### PROBLEM DETAILS
Transcribe everything from the beginning of the records down to and including the line that contains "svg-text:Settings: Settings bbox=[503, 1357, 586, 1383]", reproducing each line without any change.
** BEGIN **
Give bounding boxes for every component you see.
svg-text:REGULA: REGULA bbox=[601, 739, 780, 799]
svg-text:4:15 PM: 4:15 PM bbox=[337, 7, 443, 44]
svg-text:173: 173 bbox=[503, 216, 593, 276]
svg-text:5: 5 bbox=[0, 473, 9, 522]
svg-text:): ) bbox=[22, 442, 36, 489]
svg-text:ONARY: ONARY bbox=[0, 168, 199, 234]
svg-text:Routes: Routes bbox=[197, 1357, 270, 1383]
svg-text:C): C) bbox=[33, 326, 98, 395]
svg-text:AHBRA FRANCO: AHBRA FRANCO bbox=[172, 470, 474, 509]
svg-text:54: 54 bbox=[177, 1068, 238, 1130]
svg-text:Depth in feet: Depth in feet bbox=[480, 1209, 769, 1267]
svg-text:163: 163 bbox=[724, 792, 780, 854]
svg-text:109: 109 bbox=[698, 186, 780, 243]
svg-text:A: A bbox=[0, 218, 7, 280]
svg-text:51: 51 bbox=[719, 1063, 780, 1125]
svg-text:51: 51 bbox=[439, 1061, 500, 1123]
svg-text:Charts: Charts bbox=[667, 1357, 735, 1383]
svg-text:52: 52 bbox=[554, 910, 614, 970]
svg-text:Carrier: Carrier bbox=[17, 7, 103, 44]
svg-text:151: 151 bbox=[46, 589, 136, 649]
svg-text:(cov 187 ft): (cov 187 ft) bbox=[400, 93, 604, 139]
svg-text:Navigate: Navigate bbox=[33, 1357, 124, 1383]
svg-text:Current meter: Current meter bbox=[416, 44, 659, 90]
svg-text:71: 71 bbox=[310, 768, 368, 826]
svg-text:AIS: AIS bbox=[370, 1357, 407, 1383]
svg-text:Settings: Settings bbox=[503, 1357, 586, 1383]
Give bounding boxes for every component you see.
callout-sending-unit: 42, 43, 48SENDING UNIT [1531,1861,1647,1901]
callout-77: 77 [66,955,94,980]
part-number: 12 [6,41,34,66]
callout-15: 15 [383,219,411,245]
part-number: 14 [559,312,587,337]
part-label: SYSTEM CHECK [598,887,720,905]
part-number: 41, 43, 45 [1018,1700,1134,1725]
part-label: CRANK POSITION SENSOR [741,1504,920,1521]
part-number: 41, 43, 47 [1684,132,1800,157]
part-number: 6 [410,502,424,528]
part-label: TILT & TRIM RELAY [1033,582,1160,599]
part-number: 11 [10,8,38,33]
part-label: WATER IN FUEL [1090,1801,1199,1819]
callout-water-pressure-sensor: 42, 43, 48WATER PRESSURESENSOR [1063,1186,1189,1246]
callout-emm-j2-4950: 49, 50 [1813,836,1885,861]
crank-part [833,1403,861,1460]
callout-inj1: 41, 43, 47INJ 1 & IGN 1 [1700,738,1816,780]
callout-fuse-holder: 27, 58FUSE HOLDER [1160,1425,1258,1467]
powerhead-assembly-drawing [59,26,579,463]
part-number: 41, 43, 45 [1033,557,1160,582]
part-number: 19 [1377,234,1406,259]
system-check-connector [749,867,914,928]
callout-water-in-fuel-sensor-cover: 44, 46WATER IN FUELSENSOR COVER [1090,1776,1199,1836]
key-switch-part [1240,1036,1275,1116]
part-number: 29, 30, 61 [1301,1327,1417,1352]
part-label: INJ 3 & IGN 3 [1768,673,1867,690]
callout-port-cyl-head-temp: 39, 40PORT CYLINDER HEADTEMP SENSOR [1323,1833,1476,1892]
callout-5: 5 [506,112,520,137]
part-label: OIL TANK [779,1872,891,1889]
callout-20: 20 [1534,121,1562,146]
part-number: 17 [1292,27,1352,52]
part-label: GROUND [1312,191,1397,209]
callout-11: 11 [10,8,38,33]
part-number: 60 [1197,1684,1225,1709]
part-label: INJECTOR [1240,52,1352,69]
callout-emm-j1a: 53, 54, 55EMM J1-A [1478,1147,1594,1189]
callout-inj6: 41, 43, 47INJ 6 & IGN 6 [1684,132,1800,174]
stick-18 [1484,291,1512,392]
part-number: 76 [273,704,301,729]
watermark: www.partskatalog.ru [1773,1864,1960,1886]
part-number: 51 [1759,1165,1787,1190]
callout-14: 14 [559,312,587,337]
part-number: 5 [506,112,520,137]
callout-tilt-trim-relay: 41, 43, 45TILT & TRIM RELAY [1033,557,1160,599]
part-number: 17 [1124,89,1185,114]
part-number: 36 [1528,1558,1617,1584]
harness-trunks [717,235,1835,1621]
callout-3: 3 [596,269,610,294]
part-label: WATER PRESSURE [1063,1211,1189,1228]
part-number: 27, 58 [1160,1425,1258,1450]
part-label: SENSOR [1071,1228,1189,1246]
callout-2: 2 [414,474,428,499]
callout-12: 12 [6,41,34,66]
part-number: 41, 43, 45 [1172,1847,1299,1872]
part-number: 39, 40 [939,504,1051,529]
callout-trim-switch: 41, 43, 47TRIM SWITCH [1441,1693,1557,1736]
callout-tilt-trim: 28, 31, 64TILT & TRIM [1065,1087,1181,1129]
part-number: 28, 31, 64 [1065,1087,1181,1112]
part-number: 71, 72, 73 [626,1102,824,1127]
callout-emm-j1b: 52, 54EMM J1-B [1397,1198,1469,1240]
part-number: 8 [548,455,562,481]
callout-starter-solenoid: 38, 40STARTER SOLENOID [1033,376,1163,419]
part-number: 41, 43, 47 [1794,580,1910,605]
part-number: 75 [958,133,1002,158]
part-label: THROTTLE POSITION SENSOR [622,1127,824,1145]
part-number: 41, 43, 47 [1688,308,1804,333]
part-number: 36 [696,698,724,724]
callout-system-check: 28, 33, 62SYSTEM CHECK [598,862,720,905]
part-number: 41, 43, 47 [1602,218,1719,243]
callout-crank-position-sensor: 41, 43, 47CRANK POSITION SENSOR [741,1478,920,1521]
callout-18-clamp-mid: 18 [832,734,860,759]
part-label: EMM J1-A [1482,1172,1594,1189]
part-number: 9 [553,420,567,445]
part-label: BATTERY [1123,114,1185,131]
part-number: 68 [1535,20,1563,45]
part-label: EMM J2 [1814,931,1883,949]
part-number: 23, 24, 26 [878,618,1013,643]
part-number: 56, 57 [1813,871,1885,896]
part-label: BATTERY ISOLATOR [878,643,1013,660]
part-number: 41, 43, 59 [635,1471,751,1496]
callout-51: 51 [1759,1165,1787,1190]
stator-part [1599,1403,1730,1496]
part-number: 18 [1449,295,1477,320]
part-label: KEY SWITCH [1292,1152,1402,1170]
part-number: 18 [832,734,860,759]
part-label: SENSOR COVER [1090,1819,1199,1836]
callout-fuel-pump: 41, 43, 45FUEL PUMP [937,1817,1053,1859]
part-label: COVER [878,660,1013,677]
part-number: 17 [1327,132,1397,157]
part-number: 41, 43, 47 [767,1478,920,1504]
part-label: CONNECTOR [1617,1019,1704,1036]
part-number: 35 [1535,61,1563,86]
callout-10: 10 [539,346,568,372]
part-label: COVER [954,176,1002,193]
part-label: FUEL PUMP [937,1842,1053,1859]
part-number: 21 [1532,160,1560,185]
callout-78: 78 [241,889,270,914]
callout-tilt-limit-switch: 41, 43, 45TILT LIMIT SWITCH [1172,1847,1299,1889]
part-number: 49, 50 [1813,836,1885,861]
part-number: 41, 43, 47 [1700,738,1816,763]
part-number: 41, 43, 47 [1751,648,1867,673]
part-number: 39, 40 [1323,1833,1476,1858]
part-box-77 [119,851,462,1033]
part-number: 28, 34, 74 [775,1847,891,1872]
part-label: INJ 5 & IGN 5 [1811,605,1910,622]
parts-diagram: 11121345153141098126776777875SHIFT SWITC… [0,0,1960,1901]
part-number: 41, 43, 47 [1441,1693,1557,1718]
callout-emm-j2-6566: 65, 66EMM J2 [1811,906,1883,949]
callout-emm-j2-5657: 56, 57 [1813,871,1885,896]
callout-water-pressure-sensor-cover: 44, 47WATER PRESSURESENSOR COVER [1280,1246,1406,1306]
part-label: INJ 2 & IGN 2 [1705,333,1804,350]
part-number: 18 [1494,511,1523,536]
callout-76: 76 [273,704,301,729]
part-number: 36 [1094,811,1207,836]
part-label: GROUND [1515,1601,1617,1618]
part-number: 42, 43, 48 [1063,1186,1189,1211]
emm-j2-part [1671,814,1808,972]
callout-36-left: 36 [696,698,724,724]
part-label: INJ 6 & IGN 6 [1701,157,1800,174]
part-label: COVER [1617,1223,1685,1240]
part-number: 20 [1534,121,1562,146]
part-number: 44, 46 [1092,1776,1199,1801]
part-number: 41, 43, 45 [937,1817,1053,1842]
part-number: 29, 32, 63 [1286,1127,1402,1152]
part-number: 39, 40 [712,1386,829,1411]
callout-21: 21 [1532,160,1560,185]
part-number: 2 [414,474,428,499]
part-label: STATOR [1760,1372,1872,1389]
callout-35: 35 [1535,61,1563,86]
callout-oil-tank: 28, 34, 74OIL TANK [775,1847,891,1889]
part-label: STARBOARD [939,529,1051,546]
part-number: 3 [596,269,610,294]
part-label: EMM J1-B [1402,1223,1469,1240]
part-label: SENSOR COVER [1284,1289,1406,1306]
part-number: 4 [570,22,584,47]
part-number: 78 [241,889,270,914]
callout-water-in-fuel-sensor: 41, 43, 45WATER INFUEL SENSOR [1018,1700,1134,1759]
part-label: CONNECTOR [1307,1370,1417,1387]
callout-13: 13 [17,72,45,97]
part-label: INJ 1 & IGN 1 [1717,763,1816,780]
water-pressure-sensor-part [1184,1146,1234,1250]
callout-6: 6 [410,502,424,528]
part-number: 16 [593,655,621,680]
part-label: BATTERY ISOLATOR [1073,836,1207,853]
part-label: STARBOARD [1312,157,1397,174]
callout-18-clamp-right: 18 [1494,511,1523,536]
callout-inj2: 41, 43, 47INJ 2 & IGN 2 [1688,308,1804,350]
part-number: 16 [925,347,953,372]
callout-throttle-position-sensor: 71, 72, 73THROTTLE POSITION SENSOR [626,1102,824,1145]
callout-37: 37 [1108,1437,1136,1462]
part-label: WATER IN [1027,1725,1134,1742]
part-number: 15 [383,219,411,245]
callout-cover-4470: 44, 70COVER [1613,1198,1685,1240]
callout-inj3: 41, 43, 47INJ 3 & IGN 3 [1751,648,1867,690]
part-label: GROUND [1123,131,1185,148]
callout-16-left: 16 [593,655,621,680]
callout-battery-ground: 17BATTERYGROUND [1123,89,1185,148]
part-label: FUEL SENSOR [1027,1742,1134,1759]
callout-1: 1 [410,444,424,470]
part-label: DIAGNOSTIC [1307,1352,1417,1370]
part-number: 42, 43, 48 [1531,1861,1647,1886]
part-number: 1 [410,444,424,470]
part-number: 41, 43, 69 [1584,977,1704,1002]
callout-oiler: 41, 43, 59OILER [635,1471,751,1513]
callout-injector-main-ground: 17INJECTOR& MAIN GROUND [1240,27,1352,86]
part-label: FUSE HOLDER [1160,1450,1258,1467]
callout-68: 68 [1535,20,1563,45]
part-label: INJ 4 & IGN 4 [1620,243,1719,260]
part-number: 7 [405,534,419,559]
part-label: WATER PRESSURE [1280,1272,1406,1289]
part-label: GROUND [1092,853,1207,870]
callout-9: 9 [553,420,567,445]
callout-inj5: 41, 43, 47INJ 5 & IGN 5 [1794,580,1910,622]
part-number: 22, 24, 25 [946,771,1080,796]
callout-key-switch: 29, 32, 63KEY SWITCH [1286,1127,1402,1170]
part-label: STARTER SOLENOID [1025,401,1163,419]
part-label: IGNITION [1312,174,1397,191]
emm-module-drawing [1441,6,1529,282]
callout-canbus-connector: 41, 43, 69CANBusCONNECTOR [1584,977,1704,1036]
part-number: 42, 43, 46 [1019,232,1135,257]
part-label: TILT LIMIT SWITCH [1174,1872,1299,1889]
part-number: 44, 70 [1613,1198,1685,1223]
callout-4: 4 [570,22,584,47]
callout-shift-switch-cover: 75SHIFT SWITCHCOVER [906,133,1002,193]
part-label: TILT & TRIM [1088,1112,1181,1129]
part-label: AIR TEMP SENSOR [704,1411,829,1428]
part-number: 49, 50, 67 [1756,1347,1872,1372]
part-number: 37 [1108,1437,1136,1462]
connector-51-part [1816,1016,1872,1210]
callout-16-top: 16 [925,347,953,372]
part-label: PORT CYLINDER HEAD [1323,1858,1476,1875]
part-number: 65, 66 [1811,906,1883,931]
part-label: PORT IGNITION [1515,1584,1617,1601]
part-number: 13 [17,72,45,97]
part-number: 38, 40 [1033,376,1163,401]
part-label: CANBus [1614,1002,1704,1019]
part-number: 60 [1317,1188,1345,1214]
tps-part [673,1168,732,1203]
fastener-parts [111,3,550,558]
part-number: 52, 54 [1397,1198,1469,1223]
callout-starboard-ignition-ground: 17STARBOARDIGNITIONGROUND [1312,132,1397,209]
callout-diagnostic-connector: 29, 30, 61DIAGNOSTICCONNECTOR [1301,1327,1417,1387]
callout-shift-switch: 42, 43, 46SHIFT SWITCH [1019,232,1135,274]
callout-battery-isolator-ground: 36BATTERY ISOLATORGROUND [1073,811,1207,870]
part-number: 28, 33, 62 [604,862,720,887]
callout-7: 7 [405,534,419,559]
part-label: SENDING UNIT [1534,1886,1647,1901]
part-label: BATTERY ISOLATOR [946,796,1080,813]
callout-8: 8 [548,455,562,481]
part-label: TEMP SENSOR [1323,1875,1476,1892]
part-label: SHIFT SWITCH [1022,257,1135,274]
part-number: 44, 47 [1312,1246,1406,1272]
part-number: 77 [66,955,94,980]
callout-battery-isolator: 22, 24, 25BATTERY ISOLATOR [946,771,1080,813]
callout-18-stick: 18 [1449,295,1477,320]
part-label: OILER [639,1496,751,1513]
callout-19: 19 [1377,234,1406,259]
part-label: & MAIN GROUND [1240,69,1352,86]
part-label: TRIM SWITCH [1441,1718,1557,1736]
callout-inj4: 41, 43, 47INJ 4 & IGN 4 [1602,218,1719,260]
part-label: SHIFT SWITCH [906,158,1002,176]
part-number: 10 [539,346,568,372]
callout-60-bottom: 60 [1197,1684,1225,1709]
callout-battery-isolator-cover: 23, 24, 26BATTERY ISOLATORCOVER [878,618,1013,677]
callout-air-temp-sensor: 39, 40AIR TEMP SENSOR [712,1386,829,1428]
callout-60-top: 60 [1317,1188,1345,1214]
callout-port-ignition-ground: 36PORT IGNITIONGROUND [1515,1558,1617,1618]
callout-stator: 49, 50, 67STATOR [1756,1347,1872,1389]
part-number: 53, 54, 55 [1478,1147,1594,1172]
** END **
### OUTPUT BELOW
Give bounding boxes for every component you see.
svg-text:REGULA: REGULA bbox=[601, 739, 780, 799]
svg-text:4:15 PM: 4:15 PM bbox=[337, 7, 443, 44]
svg-text:173: 173 bbox=[503, 216, 593, 276]
svg-text:5: 5 bbox=[0, 473, 9, 522]
svg-text:): ) bbox=[22, 442, 36, 489]
svg-text:ONARY: ONARY bbox=[0, 168, 199, 234]
svg-text:Routes: Routes bbox=[197, 1357, 270, 1383]
svg-text:C): C) bbox=[33, 326, 98, 395]
svg-text:AHBRA FRANCO: AHBRA FRANCO bbox=[172, 470, 474, 509]
svg-text:54: 54 bbox=[177, 1068, 238, 1130]
svg-text:Depth in feet: Depth in feet bbox=[480, 1209, 769, 1267]
svg-text:163: 163 bbox=[724, 792, 780, 854]
svg-text:109: 109 bbox=[698, 186, 780, 243]
svg-text:A: A bbox=[0, 218, 7, 280]
svg-text:51: 51 bbox=[719, 1063, 780, 1125]
svg-text:51: 51 bbox=[439, 1061, 500, 1123]
svg-text:Charts: Charts bbox=[667, 1357, 735, 1383]
svg-text:52: 52 bbox=[554, 910, 614, 970]
svg-text:Carrier: Carrier bbox=[17, 7, 103, 44]
svg-text:151: 151 bbox=[46, 589, 136, 649]
svg-text:(cov 187 ft): (cov 187 ft) bbox=[400, 93, 604, 139]
svg-text:Navigate: Navigate bbox=[33, 1357, 124, 1383]
svg-text:Current meter: Current meter bbox=[416, 44, 659, 90]
svg-text:71: 71 bbox=[310, 768, 368, 826]
svg-text:AIS: AIS bbox=[370, 1357, 407, 1383]
svg-text:Settings: Settings bbox=[503, 1357, 586, 1383]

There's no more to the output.